_The exercise_
Return all of the entries exactly, with nothing added or left out.

Entries with figure data:
* START *
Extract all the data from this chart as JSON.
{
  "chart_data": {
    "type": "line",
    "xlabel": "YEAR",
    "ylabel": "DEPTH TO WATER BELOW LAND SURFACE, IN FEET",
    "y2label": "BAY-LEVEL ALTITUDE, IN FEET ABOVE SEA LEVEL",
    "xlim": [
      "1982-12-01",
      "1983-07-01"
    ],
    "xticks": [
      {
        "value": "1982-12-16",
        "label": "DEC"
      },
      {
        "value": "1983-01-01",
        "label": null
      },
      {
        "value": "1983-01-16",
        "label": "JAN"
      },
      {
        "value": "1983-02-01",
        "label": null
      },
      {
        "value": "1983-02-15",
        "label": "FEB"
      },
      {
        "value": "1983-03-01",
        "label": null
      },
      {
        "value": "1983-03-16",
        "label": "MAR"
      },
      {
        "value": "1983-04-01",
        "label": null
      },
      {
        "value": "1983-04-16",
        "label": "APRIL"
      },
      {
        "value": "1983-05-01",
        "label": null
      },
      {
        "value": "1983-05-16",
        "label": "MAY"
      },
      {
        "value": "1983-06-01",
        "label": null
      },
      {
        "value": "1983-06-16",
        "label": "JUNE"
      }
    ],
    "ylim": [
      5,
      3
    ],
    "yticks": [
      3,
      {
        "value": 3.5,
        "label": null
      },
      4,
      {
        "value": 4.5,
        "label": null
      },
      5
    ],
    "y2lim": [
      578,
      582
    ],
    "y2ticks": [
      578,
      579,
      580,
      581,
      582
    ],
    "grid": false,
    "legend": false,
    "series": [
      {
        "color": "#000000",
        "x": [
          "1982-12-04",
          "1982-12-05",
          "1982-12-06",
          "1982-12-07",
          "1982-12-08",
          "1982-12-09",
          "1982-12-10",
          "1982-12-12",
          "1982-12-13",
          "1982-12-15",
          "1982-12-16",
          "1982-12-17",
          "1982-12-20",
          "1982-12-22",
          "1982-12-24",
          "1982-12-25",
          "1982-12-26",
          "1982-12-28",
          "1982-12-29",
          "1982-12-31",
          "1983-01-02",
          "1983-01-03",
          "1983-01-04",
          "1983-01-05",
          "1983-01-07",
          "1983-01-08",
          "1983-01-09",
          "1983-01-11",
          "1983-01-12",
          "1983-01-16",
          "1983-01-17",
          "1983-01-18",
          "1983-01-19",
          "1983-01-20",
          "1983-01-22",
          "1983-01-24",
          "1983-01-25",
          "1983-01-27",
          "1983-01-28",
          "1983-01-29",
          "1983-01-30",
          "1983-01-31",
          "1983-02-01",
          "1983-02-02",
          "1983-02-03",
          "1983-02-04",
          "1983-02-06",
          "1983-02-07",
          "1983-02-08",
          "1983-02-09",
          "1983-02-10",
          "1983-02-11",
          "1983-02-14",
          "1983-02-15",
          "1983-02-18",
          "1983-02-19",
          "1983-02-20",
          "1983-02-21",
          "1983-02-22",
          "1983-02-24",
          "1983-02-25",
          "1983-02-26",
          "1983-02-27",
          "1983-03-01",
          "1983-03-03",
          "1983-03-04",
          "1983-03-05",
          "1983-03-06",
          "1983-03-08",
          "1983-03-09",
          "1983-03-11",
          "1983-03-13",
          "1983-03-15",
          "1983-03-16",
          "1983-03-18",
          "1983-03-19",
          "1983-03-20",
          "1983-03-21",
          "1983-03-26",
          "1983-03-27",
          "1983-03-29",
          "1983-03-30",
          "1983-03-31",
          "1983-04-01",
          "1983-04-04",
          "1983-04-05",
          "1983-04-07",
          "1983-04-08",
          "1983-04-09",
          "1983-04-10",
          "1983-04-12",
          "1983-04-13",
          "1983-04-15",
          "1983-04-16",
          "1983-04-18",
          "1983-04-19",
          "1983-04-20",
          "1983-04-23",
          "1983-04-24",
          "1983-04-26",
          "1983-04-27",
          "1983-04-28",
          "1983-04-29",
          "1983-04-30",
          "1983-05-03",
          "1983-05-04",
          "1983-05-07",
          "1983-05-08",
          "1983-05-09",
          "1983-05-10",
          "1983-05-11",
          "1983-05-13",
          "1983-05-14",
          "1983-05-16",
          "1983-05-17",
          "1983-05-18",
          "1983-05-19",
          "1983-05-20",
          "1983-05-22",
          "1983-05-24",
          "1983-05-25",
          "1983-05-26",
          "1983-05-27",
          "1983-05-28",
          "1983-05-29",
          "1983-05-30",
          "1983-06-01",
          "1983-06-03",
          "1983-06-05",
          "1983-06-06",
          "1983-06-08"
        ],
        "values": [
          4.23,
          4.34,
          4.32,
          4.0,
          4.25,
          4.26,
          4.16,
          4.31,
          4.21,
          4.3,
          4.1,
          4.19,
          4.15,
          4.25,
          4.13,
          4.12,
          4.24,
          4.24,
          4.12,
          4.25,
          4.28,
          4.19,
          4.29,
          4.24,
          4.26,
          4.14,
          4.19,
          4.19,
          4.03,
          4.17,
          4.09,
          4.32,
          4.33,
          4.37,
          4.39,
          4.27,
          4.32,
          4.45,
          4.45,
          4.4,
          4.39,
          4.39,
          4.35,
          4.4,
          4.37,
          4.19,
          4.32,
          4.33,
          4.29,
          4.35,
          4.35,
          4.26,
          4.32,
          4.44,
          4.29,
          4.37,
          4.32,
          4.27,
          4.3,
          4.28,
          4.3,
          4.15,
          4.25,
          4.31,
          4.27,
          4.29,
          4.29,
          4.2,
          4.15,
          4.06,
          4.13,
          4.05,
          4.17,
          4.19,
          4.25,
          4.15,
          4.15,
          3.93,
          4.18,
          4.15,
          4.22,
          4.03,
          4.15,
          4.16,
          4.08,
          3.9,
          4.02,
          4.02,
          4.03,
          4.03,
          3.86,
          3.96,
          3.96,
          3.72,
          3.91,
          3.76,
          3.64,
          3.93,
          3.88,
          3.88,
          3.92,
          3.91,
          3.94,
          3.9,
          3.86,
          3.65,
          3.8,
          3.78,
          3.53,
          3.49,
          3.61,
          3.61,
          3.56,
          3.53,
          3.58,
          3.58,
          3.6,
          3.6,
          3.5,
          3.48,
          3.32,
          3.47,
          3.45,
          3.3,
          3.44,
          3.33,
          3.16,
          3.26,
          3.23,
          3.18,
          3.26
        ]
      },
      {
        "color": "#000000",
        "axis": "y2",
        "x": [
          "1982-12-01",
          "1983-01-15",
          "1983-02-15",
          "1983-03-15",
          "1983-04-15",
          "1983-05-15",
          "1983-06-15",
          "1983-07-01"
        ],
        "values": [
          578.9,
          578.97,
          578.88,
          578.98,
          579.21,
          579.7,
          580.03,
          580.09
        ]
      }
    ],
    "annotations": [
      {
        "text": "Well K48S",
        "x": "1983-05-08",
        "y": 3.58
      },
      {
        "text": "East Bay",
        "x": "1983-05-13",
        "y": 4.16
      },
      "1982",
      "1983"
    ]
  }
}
* END *
_The completed task_
Extract all the data from this chart as JSON.
{
  "chart_data": {
    "type": "line",
    "xlabel": "YEAR",
    "ylabel": "DEPTH TO WATER BELOW LAND SURFACE, IN FEET",
    "y2label": "BAY-LEVEL ALTITUDE, IN FEET ABOVE SEA LEVEL",
    "xlim": [
      "1982-12-01",
      "1983-07-01"
    ],
    "xticks": [
      {
        "value": "1982-12-16",
        "label": "DEC"
      },
      {
        "value": "1983-01-01",
        "label": null
      },
      {
        "value": "1983-01-16",
        "label": "JAN"
      },
      {
        "value": "1983-02-01",
        "label": null
      },
      {
        "value": "1983-02-15",
        "label": "FEB"
      },
      {
        "value": "1983-03-01",
        "label": null
      },
      {
        "value": "1983-03-16",
        "label": "MAR"
      },
      {
        "value": "1983-04-01",
        "label": null
      },
      {
        "value": "1983-04-16",
        "label": "APRIL"
      },
      {
        "value": "1983-05-01",
        "label": null
      },
      {
        "value": "1983-05-16",
        "label": "MAY"
      },
      {
        "value": "1983-06-01",
        "label": null
      },
      {
        "value": "1983-06-16",
        "label": "JUNE"
      }
    ],
    "ylim": [
      5,
      3
    ],
    "yticks": [
      3,
      {
        "value": 3.5,
        "label": null
      },
      4,
      {
        "value": 4.5,
        "label": null
      },
      5
    ],
    "y2lim": [
      578,
      582
    ],
    "y2ticks": [
      578,
      579,
      580,
      581,
      582
    ],
    "grid": false,
    "legend": false,
    "series": [
      {
        "color": "#000000",
        "x": [
          "1982-12-04",
          "1982-12-05",
          "1982-12-06",
          "1982-12-07",
          "1982-12-08",
          "1982-12-09",
          "1982-12-10",
          "1982-12-12",
          "1982-12-13",
          "1982-12-15",
          "1982-12-16",
          "1982-12-17",
          "1982-12-20",
          "1982-12-22",
          "1982-12-24",
          "1982-12-25",
          "1982-12-26",
          "1982-12-28",
          "1982-12-29",
          "1982-12-31",
          "1983-01-02",
          "1983-01-03",
          "1983-01-04",
          "1983-01-05",
          "1983-01-07",
          "1983-01-08",
          "1983-01-09",
          "1983-01-11",
          "1983-01-12",
          "1983-01-16",
          "1983-01-17",
          "1983-01-18",
          "1983-01-19",
          "1983-01-20",
          "1983-01-22",
          "1983-01-24",
          "1983-01-25",
          "1983-01-27",
          "1983-01-28",
          "1983-01-29",
          "1983-01-30",
          "1983-01-31",
          "1983-02-01",
          "1983-02-02",
          "1983-02-03",
          "1983-02-04",
          "1983-02-06",
          "1983-02-07",
          "1983-02-08",
          "1983-02-09",
          "1983-02-10",
          "1983-02-11",
          "1983-02-14",
          "1983-02-15",
          "1983-02-18",
          "1983-02-19",
          "1983-02-20",
          "1983-02-21",
          "1983-02-22",
          "1983-02-24",
          "1983-02-25",
          "1983-02-26",
          "1983-02-27",
          "1983-03-01",
          "1983-03-03",
          "1983-03-04",
          "1983-03-05",
          "1983-03-06",
          "1983-03-08",
          "1983-03-09",
          "1983-03-11",
          "1983-03-13",
          "1983-03-15",
          "1983-03-16",
          "1983-03-18",
          "1983-03-19",
          "1983-03-20",
          "1983-03-21",
          "1983-03-26",
          "1983-03-27",
          "1983-03-29",
          "1983-03-30",
          "1983-03-31",
          "1983-04-01",
          "1983-04-04",
          "1983-04-05",
          "1983-04-07",
          "1983-04-08",
          "1983-04-09",
          "1983-04-10",
          "1983-04-12",
          "1983-04-13",
          "1983-04-15",
          "1983-04-16",
          "1983-04-18",
          "1983-04-19",
          "1983-04-20",
          "1983-04-23",
          "1983-04-24",
          "1983-04-26",
          "1983-04-27",
          "1983-04-28",
          "1983-04-29",
          "1983-04-30",
          "1983-05-03",
          "1983-05-04",
          "1983-05-07",
          "1983-05-08",
          "1983-05-09",
          "1983-05-10",
          "1983-05-11",
          "1983-05-13",
          "1983-05-14",
          "1983-05-16",
          "1983-05-17",
          "1983-05-18",
          "1983-05-19",
          "1983-05-20",
          "1983-05-22",
          "1983-05-24",
          "1983-05-25",
          "1983-05-26",
          "1983-05-27",
          "1983-05-28",
          "1983-05-29",
          "1983-05-30",
          "1983-06-01",
          "1983-06-03",
          "1983-06-05",
          "1983-06-06",
          "1983-06-08"
        ],
        "values": [
          4.23,
          4.34,
          4.32,
          4.0,
          4.25,
          4.26,
          4.16,
          4.31,
          4.21,
          4.3,
          4.1,
          4.19,
          4.15,
          4.25,
          4.13,
          4.12,
          4.24,
          4.24,
          4.12,
          4.25,
          4.28,
          4.19,
          4.29,
          4.24,
          4.26,
          4.14,
          4.19,
          4.19,
          4.03,
          4.17,
          4.09,
          4.32,
          4.33,
          4.37,
          4.39,
          4.27,
          4.32,
          4.45,
          4.45,
          4.4,
          4.39,
          4.39,
          4.35,
          4.4,
          4.37,
          4.19,
          4.32,
          4.33,
          4.29,
          4.35,
          4.35,
          4.26,
          4.32,
          4.44,
          4.29,
          4.37,
          4.32,
          4.27,
          4.3,
          4.28,
          4.3,
          4.15,
          4.25,
          4.31,
          4.27,
          4.29,
          4.29,
          4.2,
          4.15,
          4.06,
          4.13,
          4.05,
          4.17,
          4.19,
          4.25,
          4.15,
          4.15,
          3.93,
          4.18,
          4.15,
          4.22,
          4.03,
          4.15,
          4.16,
          4.08,
          3.9,
          4.02,
          4.02,
          4.03,
          4.03,
          3.86,
          3.96,
          3.96,
          3.72,
          3.91,
          3.76,
          3.64,
          3.93,
          3.88,
          3.88,
          3.92,
          3.91,
          3.94,
          3.9,
          3.86,
          3.65,
          3.8,
          3.78,
          3.53,
          3.49,
          3.61,
          3.61,
          3.56,
          3.53,
          3.58,
          3.58,
          3.6,
          3.6,
          3.5,
          3.48,
          3.32,
          3.47,
          3.45,
          3.3,
          3.44,
          3.33,
          3.16,
          3.26,
          3.23,
          3.18,
          3.26
        ]
      },
      {
        "color": "#000000",
        "axis": "y2",
        "x": [
          "1982-12-01",
          "1983-01-15",
          "1983-02-15",
          "1983-03-15",
          "1983-04-15",
          "1983-05-15",
          "1983-06-15",
          "1983-07-01"
        ],
        "values": [
          578.9,
          578.97,
          578.88,
          578.98,
          579.21,
          579.7,
          580.03,
          580.09
        ]
      }
    ],
    "annotations": [
      {
        "text": "Well K48S",
        "x": "1983-05-08",
        "y": 3.58
      },
      {
        "text": "East Bay",
        "x": "1983-05-13",
        "y": 4.16
      },
      "1982",
      "1983"
    ]
  }
}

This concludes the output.